Assignment
Summarize the lesson on patterns on charts in two sentences.

Document section
---------------

## Patterns on Charts

Students find, record, and analyze patterns on hundred and multiplication charts. They also use an online calculator to generate patterns and then record the patterns on a chart.

As a way of reviewing yesterday's lesson, display the Shape Tool and model how to make a pattern using this Tool.

After the students have made and recorded the patterns, call them together to describe their patterns.

Now show the Web site, Calculator and Hundreds Board Tool.

Calculator and Hundreds Board Tool

Ask a volunteer to enter 2, +, 2, =, =, =, = into the online calculator and to describe what he or she sees on the calculator display. Ask another student to describe what happened on the online hundred chart. [The squares containing 2, 4, 6, etc. will be colored to correspond with the numbers showing on the online calculator.]

Next, place the students in pairs, and give each pair one copy of the Hundreds Chart and some crayons.

While some students explore patterns online, have the other students circle the patterns they find on their paper hundred chart. When the groups have located several patterns, call on volunteers to describe patterns they found. Encourage the students to find skip-counting patterns for 2’s, 5’s, and 10’s [a preparation for multiplication] and the pattern of odd and even numbers. Also encourage them to notice patterns in the tens and ones places.

For independent practice, give students copies of the Multiplication Chart and ask them to color any number patterns that they notice.

After students have found several patterns, call on volunteers to read one of their patterns. Then ask what other patterns the students found. You may wish to have the students record some of the patterns at the bottom of their charts.

- Hundreds Chart
- Multiplication Chart
- Computers with Internet Access
- Crayons

**Assessment Options**

- At this stage of the unit, it is important for students to know how to:
- find patterns on a chart;
- analyze patterns on a chart.

- Collect the students' multiplication charts with their observations about their patterns.

**Extension**

Move on to the next lesson,Growing Patterns.

**Questions for Students**

1. Listen to this pattern (3, 6, 9, 12). Can you find it on the multiplication chart? What three numbers will come next when you extend this pattern?

[15, 18, 21.]

2. Tell about one pattern that you found on the hundred chart. How would you describe it to a friend? Did anyone find another pattern? How would you describe that pattern to a friend?

[Student responses may vary.]

3. How would you use a calculator to generate the pattern 1, 12, 23, 34 … ?

[Add 11 to each previous number.]

4. Suppose that you wanted to find a pattern of even numbers. Where would you look?

[Both charts contain this pattern.]

5. How would you tell a younger student to find a pattern on a hundreds chart?

---------------

Document layout detection data
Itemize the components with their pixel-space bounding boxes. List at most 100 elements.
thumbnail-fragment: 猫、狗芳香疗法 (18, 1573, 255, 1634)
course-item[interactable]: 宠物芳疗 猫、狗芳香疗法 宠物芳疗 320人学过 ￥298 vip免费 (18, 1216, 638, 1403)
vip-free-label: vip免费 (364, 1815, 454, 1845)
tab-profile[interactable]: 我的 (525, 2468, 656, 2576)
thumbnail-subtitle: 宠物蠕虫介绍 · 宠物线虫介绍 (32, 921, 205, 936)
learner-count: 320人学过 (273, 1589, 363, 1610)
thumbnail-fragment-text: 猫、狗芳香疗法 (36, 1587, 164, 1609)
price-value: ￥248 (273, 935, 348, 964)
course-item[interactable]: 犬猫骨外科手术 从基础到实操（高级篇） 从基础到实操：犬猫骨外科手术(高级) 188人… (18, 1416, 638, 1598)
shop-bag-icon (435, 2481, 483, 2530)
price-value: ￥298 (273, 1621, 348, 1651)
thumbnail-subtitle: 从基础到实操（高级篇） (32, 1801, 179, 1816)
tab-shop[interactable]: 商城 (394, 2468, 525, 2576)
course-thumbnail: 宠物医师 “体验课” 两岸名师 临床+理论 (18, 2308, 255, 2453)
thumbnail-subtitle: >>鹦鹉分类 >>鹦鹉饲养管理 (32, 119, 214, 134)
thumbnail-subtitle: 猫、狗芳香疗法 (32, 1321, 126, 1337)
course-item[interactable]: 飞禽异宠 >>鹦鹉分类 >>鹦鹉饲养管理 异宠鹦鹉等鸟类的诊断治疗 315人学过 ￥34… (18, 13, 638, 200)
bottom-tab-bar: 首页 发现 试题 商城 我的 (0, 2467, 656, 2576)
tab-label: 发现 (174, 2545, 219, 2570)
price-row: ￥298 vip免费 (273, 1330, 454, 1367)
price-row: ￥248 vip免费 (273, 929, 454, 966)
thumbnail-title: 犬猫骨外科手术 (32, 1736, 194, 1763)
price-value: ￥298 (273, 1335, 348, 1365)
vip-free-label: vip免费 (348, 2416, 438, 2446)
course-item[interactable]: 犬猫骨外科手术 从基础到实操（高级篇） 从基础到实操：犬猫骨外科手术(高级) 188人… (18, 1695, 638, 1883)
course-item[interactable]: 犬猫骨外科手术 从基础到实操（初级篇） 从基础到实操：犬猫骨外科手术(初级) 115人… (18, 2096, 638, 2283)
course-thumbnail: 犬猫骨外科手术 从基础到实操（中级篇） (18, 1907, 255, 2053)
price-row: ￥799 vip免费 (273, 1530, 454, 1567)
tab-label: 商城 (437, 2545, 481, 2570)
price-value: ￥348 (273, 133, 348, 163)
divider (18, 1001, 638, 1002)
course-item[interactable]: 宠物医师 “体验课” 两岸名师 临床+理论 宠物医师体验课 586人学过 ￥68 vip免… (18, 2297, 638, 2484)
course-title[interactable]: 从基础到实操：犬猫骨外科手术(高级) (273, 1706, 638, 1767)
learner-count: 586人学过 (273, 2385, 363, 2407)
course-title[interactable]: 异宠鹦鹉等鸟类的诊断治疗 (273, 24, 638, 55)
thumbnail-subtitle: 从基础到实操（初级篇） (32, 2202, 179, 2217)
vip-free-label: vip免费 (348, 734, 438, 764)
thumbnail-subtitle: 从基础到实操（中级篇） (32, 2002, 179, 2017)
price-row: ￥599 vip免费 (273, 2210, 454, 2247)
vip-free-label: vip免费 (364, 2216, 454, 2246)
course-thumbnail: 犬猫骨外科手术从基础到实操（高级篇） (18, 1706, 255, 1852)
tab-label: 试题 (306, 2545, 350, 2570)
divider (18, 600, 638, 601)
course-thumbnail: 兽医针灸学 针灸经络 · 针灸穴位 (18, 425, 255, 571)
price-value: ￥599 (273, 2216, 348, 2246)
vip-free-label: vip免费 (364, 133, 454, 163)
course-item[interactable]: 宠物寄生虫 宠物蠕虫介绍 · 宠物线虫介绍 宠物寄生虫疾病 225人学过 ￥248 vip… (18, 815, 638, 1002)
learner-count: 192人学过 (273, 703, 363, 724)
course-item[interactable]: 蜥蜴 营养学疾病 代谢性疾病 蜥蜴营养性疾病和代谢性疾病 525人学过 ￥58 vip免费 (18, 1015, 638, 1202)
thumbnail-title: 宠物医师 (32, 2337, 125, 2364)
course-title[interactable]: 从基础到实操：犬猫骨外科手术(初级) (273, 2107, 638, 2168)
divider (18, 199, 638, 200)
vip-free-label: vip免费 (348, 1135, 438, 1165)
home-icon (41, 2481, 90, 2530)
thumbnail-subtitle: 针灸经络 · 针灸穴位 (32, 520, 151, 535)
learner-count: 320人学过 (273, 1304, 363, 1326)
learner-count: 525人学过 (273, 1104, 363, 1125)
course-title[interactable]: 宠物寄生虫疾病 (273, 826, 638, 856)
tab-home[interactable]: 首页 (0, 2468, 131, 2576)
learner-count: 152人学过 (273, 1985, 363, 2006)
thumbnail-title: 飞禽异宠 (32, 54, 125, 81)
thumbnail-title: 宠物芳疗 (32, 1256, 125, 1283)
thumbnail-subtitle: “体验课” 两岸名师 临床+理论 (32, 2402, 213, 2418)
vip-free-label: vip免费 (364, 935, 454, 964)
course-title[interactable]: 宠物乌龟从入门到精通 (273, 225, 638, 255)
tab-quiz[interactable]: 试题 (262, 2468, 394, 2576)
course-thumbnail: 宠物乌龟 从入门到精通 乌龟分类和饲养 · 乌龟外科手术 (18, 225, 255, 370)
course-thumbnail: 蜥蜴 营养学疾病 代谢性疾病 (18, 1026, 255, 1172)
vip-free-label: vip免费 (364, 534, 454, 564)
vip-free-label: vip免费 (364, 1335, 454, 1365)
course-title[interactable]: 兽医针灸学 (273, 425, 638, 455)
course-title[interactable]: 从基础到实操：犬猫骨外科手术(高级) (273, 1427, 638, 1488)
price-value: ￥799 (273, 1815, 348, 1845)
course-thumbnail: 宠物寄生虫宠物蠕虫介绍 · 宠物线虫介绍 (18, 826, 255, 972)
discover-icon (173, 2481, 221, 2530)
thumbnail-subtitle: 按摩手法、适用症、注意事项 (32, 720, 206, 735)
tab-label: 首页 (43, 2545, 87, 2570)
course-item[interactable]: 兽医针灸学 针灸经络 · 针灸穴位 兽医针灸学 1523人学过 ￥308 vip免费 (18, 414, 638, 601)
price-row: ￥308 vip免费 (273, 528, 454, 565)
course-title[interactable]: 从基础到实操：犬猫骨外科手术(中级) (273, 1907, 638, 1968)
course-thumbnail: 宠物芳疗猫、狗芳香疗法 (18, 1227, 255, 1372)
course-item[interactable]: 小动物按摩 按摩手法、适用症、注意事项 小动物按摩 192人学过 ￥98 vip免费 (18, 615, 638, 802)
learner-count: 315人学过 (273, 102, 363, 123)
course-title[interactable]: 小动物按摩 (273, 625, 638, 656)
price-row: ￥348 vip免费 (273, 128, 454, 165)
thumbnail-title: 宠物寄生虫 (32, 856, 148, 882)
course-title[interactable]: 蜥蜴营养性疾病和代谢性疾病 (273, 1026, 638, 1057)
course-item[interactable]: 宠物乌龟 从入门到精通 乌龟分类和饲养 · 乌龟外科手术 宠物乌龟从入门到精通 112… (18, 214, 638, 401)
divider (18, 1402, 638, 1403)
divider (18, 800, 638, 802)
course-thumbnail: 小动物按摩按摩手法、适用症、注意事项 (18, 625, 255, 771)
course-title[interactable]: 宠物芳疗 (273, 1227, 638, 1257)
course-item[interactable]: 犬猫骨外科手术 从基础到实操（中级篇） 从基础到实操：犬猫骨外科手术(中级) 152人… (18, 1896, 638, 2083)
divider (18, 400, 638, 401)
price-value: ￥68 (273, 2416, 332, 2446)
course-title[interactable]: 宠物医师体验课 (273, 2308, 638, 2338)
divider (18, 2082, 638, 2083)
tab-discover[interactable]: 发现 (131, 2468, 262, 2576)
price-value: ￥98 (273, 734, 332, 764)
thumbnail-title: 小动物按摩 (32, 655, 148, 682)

---------------

Response to the task
Students find, record, and analyze patterns on hundred and multiplication charts, and they also use an online calculator to generate patterns that they then record on a chart. Working in pairs with a paper hundred chart and crayons, they look for skip-counting patterns and the pattern of odd and even numbers, and for independent practice they color number patterns on a multiplication chart.